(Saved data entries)
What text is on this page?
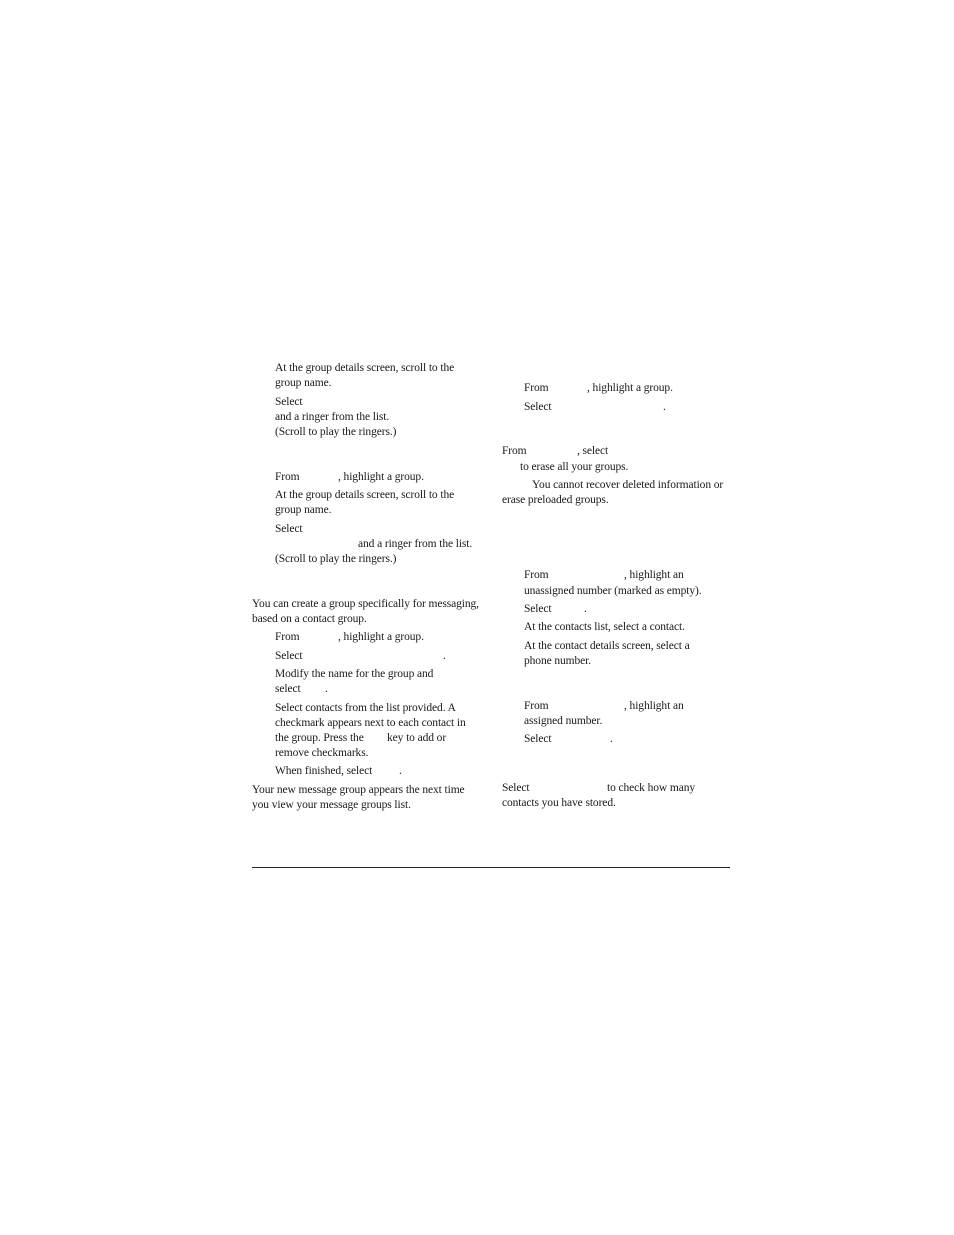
At the group details screen, scroll to the
group name.
Select
and a ringer from the list.
(Scroll to play the ringers.)
From	, highlight a group.
At the group details screen, scroll to the
group name.
Select
and a ringer from the list.
(Scroll to play the ringers.)
You can create a group specifically for messaging,
based on a contact group.
From	, highlight a group.
Select	.
Modify the name for the group and
select .
Select contacts from the list provided. A
checkmark appears next to each contact in
the group. Press the key to add or
remove checkmarks.
When finished, select .
Your new message group appears the next time
you view your message groups list.
From	, highlight a group.
Select	.
From	, select
to erase all your groups.
You cannot recover deleted information or
erase preloaded groups.
From	, highlight an
unassigned number (marked as empty).
Select	.
At the contacts list, select a contact.
At the contact details screen, select a
phone number.
From	, highlight an
assigned number.
Select	.
Select	to check how many
contacts you have stored.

*Aim*: Count how many lines contain "next" and give only that count.

*Solution to this exercise*: 2